| What is being asked |
Under this task are some entries; return every one of them exactly.
## Start Task input
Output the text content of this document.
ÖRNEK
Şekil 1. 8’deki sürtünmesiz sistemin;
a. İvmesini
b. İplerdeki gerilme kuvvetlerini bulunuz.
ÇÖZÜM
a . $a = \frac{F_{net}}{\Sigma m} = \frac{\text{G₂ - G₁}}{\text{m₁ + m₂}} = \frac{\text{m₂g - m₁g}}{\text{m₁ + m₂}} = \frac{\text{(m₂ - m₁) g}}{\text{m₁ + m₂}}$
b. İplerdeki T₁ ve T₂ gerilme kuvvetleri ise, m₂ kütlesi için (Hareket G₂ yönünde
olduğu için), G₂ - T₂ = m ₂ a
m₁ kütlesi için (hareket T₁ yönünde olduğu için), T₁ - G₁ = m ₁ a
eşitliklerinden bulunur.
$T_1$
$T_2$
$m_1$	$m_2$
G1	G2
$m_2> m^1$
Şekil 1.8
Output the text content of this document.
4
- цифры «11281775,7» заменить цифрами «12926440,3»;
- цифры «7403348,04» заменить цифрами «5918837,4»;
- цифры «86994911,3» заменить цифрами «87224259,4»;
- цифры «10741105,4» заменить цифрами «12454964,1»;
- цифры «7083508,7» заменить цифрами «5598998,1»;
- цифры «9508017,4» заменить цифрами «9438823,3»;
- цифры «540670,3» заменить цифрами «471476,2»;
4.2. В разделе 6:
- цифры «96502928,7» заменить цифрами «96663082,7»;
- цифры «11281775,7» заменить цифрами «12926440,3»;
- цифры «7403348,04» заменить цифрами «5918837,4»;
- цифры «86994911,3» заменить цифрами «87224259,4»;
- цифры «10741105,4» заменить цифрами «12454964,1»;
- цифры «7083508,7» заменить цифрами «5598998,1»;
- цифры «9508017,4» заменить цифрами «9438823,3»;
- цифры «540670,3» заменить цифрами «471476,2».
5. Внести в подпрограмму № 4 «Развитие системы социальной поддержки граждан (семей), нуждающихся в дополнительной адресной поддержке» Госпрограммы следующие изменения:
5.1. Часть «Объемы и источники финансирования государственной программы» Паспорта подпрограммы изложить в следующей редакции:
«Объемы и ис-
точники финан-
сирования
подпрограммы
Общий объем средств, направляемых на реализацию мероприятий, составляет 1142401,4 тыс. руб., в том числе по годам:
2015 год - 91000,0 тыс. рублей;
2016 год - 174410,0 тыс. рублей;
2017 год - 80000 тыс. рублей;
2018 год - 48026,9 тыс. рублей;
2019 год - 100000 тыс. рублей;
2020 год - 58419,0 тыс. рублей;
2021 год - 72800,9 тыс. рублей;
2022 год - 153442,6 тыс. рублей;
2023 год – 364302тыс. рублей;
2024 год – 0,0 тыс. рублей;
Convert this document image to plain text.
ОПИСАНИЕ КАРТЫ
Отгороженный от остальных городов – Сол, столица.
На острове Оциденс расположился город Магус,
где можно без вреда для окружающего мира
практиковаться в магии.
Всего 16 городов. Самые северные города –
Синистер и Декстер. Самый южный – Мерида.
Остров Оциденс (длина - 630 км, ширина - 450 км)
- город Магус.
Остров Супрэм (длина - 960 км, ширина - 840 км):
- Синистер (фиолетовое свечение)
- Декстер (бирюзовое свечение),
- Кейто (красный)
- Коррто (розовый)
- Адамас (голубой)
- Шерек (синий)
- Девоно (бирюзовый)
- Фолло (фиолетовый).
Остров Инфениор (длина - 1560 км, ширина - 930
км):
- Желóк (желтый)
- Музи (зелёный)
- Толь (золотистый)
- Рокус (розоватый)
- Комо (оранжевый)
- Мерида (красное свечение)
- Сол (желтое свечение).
## End Task input
| Solution for this problem |
Output the text content of this document.
ÖRNEK
Şekil 1. 8’deki sürtünmesiz sistemin;
a. İvmesini
b. İplerdeki gerilme kuvvetlerini bulunuz.
ÇÖZÜM
a . $a = \frac{F_{net}}{\Sigma m} = \frac{\text{G₂ - G₁}}{\text{m₁ + m₂}} = \frac{\text{m₂g - m₁g}}{\text{m₁ + m₂}} = \frac{\text{(m₂ - m₁) g}}{\text{m₁ + m₂}}$
b. İplerdeki T₁ ve T₂ gerilme kuvvetleri ise, m₂ kütlesi için (Hareket G₂ yönünde
olduğu için), G₂ - T₂ = m ₂ a
m₁ kütlesi için (hareket T₁ yönünde olduğu için), T₁ - G₁ = m ₁ a
eşitliklerinden bulunur.
$T_1$
$T_2$
$m_1$	$m_2$
G1	G2
$m_2> m^1$
Şekil 1.8
Output the text content of this document.
4
- цифры «11281775,7» заменить цифрами «12926440,3»;
- цифры «7403348,04» заменить цифрами «5918837,4»;
- цифры «86994911,3» заменить цифрами «87224259,4»;
- цифры «10741105,4» заменить цифрами «12454964,1»;
- цифры «7083508,7» заменить цифрами «5598998,1»;
- цифры «9508017,4» заменить цифрами «9438823,3»;
- цифры «540670,3» заменить цифрами «471476,2»;
4.2. В разделе 6:
- цифры «96502928,7» заменить цифрами «96663082,7»;
- цифры «11281775,7» заменить цифрами «12926440,3»;
- цифры «7403348,04» заменить цифрами «5918837,4»;
- цифры «86994911,3» заменить цифрами «87224259,4»;
- цифры «10741105,4» заменить цифрами «12454964,1»;
- цифры «7083508,7» заменить цифрами «5598998,1»;
- цифры «9508017,4» заменить цифрами «9438823,3»;
- цифры «540670,3» заменить цифрами «471476,2».
5. Внести в подпрограмму № 4 «Развитие системы социальной поддержки граждан (семей), нуждающихся в дополнительной адресной поддержке» Госпрограммы следующие изменения:
5.1. Часть «Объемы и источники финансирования государственной программы» Паспорта подпрограммы изложить в следующей редакции:
«Объемы и ис-
точники финан-
сирования
подпрограммы
Общий объем средств, направляемых на реализацию мероприятий, составляет 1142401,4 тыс. руб., в том числе по годам:
2015 год - 91000,0 тыс. рублей;
2016 год - 174410,0 тыс. рублей;
2017 год - 80000 тыс. рублей;
2018 год - 48026,9 тыс. рублей;
2019 год - 100000 тыс. рублей;
2020 год - 58419,0 тыс. рублей;
2021 год - 72800,9 тыс. рублей;
2022 год - 153442,6 тыс. рублей;
2023 год – 364302тыс. рублей;
2024 год – 0,0 тыс. рублей;
Convert this document image to plain text.
ОПИСАНИЕ КАРТЫ
Отгороженный от остальных городов – Сол, столица.
На острове Оциденс расположился город Магус,
где можно без вреда для окружающего мира
практиковаться в магии.
Всего 16 городов. Самые северные города –
Синистер и Декстер. Самый южный – Мерида.
Остров Оциденс (длина - 630 км, ширина - 450 км)
- город Магус.
Остров Супрэм (длина - 960 км, ширина - 840 км):
- Синистер (фиолетовое свечение)
- Декстер (бирюзовое свечение),
- Кейто (красный)
- Коррто (розовый)
- Адамас (голубой)
- Шерек (синий)
- Девоно (бирюзовый)
- Фолло (фиолетовый).
Остров Инфениор (длина - 1560 км, ширина - 930
км):
- Желóк (желтый)
- Музи (зелёный)
- Толь (золотистый)
- Рокус (розоватый)
- Комо (оранжевый)
- Мерида (красное свечение)
- Сол (желтое свечение).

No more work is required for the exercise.